## [Task instructions]
Find and copy each line of the records where the string "text" shows up.

## [Records to use]
# # # #

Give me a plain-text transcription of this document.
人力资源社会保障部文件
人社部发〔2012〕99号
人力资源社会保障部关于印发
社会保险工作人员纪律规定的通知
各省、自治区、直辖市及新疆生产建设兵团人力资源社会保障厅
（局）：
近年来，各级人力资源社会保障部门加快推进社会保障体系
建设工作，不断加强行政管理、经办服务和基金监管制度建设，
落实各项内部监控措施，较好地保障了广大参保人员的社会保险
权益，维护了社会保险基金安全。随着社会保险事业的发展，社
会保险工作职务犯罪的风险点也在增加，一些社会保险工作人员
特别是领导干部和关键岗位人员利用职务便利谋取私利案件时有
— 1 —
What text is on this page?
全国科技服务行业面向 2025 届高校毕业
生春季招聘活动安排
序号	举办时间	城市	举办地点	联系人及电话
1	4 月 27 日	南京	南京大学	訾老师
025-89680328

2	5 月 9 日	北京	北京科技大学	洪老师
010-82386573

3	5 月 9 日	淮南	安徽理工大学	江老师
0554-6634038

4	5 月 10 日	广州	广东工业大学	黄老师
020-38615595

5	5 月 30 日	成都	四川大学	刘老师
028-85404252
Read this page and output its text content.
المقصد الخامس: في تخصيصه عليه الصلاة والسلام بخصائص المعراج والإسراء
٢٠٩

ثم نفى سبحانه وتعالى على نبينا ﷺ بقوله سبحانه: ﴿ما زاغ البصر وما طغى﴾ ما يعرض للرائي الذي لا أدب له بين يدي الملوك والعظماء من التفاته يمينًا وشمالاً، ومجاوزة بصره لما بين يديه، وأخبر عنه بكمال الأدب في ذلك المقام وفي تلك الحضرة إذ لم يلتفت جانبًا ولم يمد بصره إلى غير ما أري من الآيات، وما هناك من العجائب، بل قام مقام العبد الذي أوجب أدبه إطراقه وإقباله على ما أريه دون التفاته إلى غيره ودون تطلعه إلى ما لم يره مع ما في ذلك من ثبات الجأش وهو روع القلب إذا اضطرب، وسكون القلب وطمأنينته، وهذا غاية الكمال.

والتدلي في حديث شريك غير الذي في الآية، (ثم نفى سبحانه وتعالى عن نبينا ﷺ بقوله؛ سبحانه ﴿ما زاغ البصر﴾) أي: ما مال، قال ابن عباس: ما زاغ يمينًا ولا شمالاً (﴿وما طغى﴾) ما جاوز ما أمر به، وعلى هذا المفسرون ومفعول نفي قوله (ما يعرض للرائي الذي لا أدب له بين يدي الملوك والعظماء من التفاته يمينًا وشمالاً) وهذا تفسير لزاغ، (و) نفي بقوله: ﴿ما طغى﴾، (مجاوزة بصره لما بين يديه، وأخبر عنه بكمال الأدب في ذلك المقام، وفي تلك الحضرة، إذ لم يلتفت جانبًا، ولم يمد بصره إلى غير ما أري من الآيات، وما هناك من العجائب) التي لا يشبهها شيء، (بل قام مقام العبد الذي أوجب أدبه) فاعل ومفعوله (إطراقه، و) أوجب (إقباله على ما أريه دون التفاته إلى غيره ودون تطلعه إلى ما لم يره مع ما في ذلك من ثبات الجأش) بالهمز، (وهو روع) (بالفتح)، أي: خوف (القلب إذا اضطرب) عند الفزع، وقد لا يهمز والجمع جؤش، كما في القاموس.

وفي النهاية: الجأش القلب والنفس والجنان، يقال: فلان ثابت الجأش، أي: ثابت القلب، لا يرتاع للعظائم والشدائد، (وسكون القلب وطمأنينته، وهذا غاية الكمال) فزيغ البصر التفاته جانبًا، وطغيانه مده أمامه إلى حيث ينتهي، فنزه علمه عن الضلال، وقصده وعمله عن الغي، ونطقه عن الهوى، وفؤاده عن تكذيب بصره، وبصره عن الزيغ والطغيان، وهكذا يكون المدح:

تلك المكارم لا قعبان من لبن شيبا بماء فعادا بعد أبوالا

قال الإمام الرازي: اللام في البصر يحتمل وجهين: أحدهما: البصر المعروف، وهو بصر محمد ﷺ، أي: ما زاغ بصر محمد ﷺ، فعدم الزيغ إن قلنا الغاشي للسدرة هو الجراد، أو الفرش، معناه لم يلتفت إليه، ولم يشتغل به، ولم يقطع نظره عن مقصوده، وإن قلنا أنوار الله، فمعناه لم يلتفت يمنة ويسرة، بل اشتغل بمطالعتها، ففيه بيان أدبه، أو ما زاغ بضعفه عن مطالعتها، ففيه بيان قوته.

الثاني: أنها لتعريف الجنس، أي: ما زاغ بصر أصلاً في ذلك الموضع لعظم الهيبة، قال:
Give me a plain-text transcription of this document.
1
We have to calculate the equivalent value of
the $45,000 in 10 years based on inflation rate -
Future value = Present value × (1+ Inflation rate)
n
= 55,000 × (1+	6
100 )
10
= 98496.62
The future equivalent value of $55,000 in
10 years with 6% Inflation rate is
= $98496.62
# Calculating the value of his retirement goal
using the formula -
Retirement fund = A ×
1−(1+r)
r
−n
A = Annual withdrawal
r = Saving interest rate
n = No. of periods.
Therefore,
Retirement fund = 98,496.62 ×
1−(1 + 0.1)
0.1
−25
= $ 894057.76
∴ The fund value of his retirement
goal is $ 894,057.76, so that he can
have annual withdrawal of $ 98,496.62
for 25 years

# # # #

## [Output]
Give me a plain-text transcription of this document.
What text is on this page?
Read this page and output its text content.
Give me a plain-text transcription of this document.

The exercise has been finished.